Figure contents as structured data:
****
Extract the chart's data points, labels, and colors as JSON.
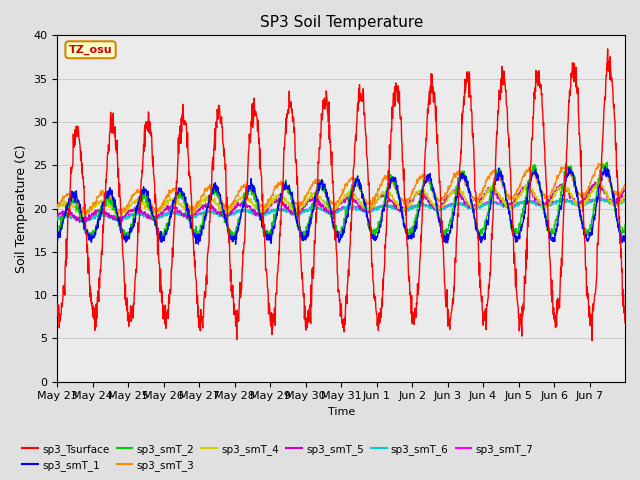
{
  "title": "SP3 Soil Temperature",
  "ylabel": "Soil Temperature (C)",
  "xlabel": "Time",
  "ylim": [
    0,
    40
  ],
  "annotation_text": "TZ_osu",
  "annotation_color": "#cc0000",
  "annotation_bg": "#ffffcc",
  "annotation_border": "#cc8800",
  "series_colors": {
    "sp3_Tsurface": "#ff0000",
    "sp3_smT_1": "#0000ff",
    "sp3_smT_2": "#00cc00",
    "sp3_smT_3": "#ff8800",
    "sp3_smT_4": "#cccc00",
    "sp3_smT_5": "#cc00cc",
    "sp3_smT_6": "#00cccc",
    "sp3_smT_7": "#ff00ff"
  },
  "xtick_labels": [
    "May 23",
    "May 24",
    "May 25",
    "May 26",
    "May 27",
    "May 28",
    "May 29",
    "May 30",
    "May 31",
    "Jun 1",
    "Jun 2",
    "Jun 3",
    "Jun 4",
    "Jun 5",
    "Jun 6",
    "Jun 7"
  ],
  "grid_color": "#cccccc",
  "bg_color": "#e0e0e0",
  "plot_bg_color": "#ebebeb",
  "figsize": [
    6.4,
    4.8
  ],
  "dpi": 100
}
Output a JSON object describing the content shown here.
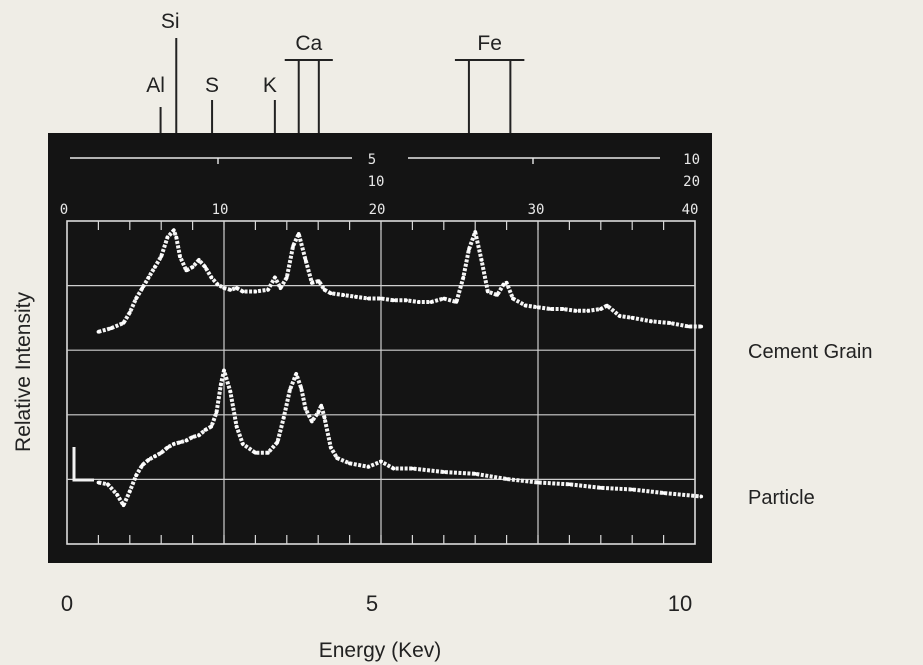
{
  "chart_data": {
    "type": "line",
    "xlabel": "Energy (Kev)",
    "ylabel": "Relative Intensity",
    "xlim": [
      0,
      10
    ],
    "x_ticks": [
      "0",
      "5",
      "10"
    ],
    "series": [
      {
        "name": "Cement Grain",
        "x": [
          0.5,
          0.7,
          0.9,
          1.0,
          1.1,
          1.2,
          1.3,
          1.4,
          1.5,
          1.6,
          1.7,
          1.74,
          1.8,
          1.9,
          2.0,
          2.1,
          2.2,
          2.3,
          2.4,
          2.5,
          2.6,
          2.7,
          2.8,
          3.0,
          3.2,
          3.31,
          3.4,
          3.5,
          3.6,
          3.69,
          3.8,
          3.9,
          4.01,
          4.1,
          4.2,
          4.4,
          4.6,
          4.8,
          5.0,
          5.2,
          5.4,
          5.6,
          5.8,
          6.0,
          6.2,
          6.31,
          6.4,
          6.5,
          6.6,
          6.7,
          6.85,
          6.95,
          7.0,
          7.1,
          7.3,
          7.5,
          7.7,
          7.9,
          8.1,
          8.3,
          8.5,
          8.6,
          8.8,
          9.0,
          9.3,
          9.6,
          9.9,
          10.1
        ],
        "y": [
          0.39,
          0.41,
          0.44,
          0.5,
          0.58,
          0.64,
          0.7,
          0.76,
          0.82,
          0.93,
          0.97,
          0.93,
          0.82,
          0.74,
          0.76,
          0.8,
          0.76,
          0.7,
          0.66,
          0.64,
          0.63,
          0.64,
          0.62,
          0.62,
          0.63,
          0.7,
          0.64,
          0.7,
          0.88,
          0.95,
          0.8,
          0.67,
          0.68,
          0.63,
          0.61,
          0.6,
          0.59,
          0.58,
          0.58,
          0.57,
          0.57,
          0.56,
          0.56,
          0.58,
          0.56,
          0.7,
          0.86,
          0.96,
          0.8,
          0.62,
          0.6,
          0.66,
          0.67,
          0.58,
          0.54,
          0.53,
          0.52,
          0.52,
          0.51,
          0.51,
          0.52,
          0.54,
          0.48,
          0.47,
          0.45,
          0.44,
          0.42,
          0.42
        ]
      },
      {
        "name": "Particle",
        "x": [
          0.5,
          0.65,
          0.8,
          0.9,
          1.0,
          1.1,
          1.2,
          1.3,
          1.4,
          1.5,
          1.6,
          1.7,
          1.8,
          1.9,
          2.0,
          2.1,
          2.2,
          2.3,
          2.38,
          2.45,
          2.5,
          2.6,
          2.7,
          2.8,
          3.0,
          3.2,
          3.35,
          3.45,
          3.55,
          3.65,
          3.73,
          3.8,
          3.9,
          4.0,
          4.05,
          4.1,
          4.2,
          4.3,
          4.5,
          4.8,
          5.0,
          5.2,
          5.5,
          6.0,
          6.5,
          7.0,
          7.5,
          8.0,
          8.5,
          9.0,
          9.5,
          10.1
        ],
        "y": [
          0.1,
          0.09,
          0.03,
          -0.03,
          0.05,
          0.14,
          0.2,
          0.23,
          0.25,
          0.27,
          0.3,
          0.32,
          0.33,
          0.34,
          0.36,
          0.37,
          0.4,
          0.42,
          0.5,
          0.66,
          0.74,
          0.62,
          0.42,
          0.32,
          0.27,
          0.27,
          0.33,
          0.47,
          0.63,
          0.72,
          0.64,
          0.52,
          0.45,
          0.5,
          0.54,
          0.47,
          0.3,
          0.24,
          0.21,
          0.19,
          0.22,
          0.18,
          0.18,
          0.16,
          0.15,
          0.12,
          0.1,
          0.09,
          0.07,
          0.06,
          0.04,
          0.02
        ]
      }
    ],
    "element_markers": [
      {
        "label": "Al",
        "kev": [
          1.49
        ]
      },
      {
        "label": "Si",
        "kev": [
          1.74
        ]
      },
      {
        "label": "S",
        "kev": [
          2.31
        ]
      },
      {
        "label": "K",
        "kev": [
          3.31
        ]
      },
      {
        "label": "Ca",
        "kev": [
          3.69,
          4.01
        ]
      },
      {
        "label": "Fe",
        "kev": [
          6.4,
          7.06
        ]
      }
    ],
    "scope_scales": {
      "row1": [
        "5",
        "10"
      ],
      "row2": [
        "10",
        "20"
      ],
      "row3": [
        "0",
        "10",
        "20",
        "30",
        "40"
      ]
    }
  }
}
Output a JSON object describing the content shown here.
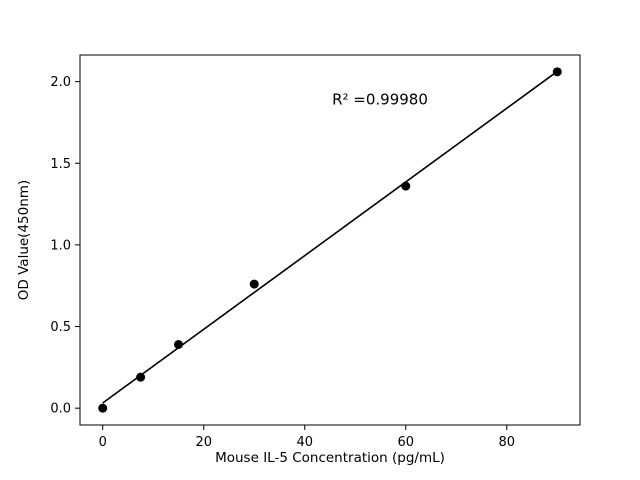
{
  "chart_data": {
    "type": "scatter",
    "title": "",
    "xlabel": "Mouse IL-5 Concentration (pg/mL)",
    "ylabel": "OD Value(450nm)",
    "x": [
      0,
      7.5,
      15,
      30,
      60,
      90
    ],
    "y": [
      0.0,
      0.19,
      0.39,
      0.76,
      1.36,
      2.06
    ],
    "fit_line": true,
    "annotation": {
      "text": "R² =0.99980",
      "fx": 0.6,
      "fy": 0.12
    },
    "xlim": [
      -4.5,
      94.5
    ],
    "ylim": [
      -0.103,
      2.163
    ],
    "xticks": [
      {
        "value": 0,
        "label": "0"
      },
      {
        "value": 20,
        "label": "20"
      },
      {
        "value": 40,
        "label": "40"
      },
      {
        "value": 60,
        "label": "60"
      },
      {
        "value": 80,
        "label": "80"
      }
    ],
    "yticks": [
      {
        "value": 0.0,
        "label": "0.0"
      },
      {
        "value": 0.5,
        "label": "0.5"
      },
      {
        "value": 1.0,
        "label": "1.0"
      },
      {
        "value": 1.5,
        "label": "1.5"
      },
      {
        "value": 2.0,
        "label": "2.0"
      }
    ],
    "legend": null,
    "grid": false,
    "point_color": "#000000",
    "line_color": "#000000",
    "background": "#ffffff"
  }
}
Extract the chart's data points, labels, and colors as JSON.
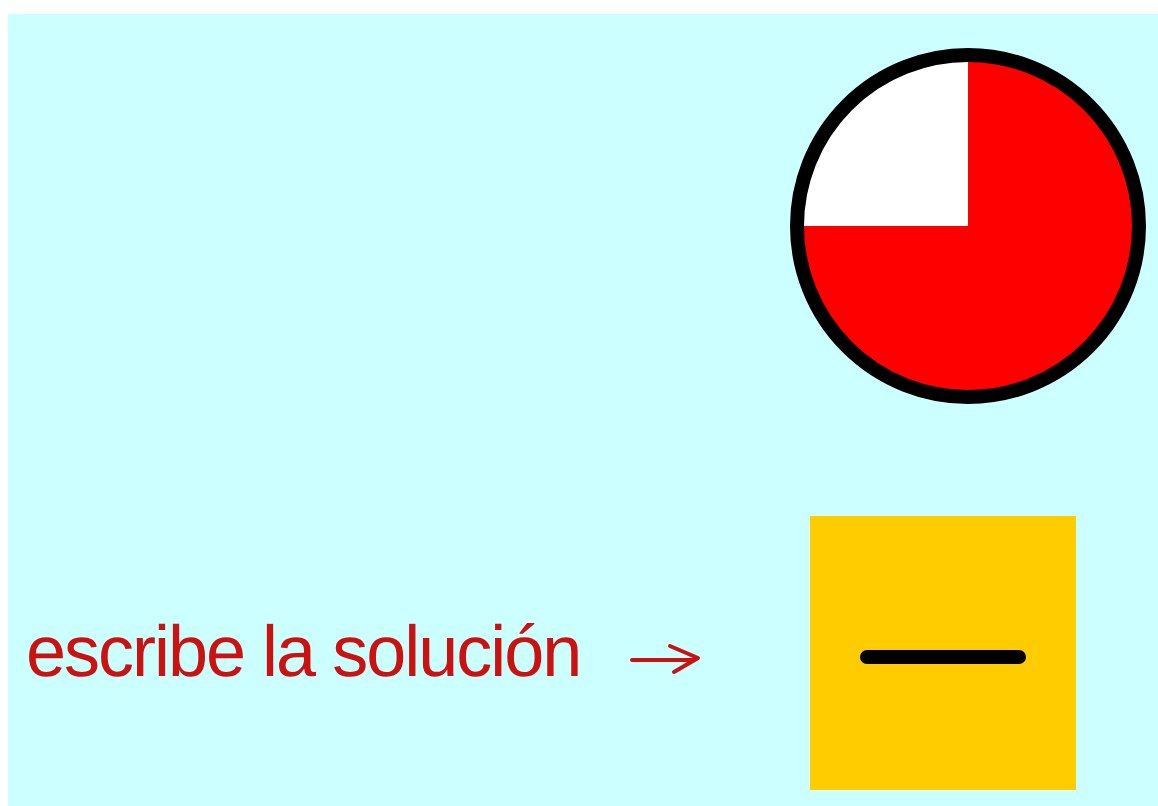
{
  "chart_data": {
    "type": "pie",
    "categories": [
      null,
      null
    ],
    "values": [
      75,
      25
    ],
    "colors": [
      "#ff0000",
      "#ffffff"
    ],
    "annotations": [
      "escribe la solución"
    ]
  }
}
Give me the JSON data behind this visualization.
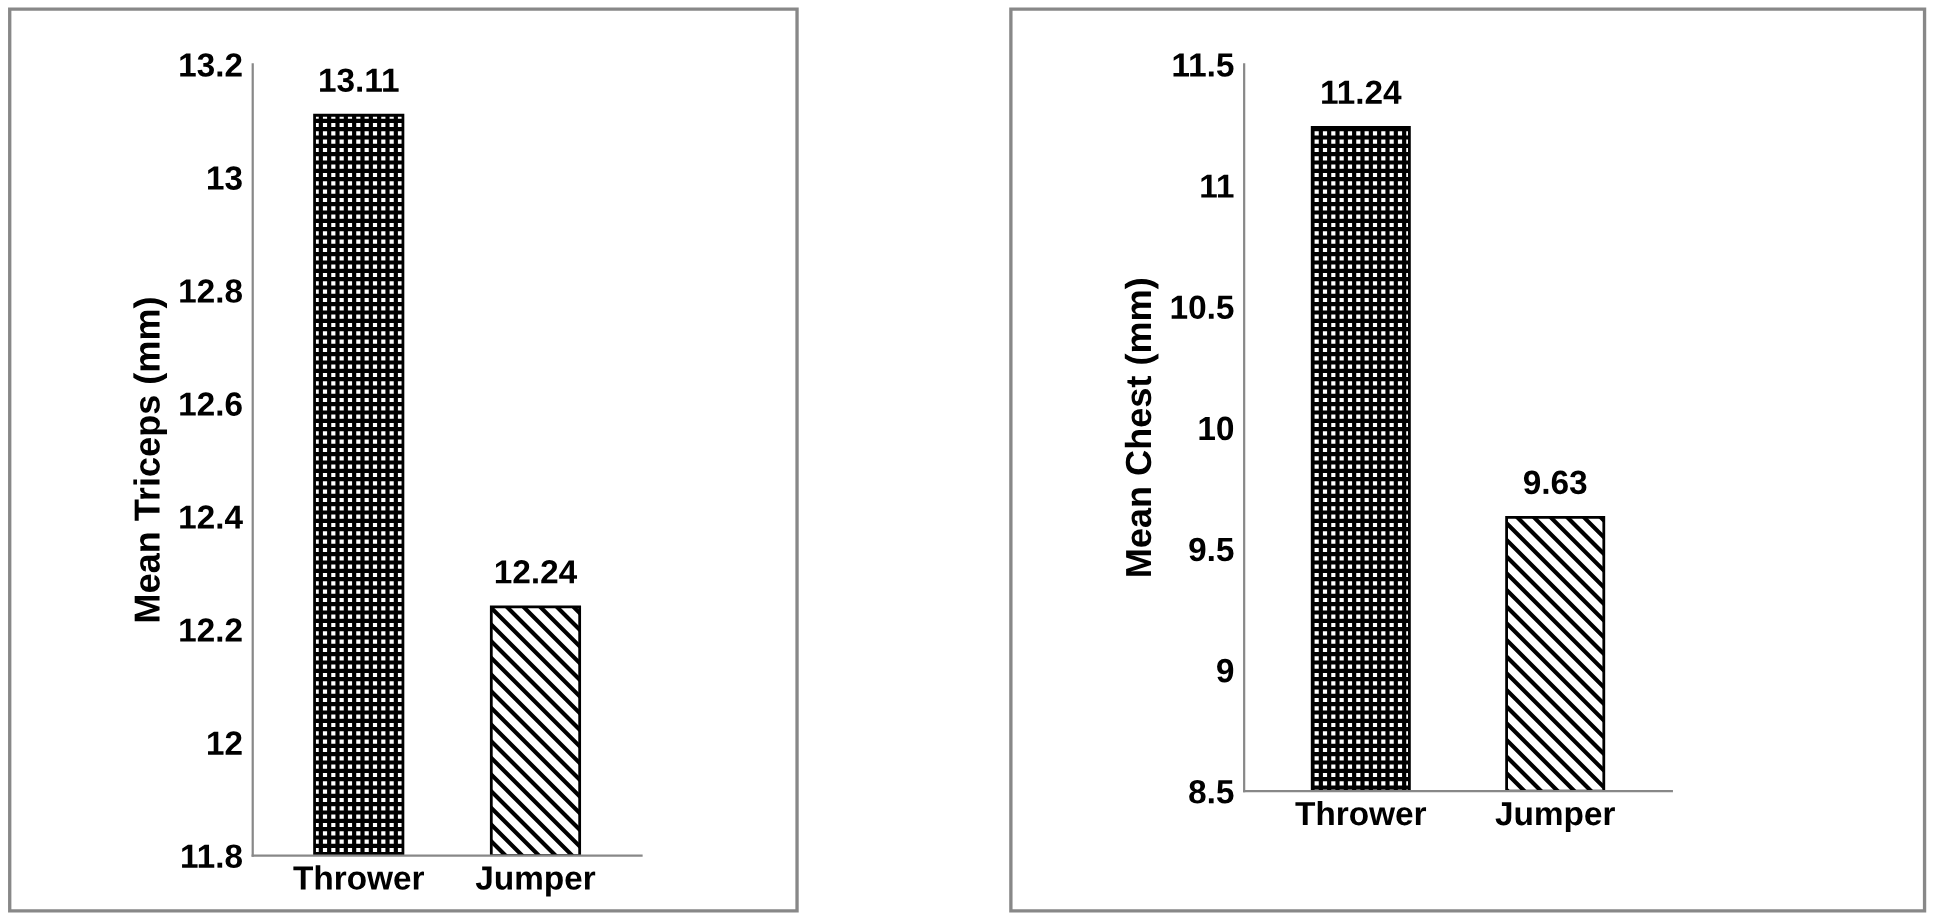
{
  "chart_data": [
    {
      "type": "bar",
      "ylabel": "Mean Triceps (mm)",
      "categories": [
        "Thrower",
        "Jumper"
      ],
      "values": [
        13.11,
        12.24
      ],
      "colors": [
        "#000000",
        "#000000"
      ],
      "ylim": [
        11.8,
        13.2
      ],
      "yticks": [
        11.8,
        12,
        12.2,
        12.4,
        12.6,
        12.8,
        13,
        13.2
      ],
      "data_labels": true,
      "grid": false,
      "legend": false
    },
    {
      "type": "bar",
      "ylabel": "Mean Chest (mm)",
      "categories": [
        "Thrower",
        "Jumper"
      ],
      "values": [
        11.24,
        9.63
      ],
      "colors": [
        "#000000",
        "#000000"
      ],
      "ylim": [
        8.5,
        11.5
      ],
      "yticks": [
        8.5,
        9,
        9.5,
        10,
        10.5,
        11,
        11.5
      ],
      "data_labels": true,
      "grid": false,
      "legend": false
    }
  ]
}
****
Requirement: Filter the listing above for the string "Mean" and copy every matching line.

Written solution:
      "ylabel": "Mean Triceps (mm)",
      "ylabel": "Mean Chest (mm)",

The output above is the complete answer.